» Prompt: Spot each line that carries the word "iông"; copy those lines.

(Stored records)
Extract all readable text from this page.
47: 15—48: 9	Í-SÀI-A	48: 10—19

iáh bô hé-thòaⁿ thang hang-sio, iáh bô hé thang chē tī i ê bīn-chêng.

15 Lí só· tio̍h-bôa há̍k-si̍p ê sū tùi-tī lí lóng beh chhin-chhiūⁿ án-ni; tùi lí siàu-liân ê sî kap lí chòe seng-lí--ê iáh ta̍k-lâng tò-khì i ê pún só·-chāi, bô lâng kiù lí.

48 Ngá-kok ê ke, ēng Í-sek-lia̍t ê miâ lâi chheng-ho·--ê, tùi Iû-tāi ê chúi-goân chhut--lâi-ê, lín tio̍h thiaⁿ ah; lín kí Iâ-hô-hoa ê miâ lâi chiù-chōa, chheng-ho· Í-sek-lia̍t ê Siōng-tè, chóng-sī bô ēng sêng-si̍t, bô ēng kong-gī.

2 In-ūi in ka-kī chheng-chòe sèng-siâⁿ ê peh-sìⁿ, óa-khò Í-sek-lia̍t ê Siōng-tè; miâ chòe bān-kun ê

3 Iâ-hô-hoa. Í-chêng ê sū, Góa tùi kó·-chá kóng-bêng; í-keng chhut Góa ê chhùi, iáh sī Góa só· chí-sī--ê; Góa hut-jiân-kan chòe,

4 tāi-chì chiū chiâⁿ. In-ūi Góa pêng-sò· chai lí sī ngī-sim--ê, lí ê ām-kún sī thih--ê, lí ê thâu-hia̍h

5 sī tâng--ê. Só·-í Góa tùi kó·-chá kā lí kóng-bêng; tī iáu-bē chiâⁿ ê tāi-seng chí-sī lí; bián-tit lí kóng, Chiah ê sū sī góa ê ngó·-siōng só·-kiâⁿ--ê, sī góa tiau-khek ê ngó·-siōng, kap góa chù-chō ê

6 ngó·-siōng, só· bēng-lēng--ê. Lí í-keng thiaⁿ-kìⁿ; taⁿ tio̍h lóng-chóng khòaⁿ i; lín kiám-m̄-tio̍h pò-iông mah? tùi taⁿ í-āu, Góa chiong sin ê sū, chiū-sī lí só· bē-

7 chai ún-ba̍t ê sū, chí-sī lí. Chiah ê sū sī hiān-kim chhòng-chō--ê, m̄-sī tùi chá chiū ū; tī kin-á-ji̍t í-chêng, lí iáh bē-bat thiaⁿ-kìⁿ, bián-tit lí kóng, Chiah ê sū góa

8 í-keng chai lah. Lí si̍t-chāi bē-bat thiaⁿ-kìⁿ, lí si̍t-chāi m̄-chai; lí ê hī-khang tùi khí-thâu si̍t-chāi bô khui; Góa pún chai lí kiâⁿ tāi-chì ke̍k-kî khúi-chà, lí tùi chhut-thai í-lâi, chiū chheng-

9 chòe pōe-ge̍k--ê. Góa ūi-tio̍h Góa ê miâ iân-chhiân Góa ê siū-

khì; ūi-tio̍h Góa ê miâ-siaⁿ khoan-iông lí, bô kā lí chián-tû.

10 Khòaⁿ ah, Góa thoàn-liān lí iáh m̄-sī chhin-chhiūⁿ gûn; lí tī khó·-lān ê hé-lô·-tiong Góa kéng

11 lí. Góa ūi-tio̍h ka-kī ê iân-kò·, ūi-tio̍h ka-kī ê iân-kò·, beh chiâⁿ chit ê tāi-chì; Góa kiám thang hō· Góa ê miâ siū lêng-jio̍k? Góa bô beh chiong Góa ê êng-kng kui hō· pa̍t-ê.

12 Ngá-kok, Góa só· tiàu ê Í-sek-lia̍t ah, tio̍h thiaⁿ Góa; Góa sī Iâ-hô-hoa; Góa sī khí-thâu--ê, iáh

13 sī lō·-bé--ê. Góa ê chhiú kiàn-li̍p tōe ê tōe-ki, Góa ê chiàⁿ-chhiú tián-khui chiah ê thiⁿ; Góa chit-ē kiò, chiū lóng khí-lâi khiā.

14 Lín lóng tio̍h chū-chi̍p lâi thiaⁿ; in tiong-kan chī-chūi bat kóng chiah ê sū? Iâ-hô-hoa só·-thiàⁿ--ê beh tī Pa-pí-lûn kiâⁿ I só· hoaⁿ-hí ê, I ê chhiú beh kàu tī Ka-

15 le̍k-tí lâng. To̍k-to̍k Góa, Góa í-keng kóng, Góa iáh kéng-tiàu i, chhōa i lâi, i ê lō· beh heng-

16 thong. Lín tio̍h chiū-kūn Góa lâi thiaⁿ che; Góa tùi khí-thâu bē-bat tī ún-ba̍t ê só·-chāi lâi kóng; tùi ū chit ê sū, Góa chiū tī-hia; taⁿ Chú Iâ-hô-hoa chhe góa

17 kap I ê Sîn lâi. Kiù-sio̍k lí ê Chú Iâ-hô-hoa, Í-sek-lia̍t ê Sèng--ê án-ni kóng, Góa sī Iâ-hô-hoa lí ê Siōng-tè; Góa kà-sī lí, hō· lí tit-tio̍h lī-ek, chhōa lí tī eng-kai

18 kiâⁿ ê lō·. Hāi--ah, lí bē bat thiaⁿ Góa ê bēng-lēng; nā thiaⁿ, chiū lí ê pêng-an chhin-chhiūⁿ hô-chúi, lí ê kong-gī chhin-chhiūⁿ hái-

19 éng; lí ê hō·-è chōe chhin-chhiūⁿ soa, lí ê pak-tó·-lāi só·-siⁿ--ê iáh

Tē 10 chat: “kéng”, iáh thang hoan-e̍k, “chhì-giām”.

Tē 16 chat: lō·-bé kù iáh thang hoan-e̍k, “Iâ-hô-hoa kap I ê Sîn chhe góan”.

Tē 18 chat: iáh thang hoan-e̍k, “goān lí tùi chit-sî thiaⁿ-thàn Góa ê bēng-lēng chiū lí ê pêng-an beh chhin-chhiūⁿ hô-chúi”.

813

» Response to this exercise:
6 ngó·-siōng, só· bēng-lēng--ê. Lí í-keng thiaⁿ-kìⁿ; taⁿ tio̍h lóng-chóng khòaⁿ i; lín kiám-m̄-tio̍h pò-iông mah? tùi taⁿ í-āu, Góa chiong sin ê sū, chiū-sī lí só· bē-
khì; ūi-tio̍h Góa ê miâ-siaⁿ khoan-iông lí, bô kā lí chián-tû.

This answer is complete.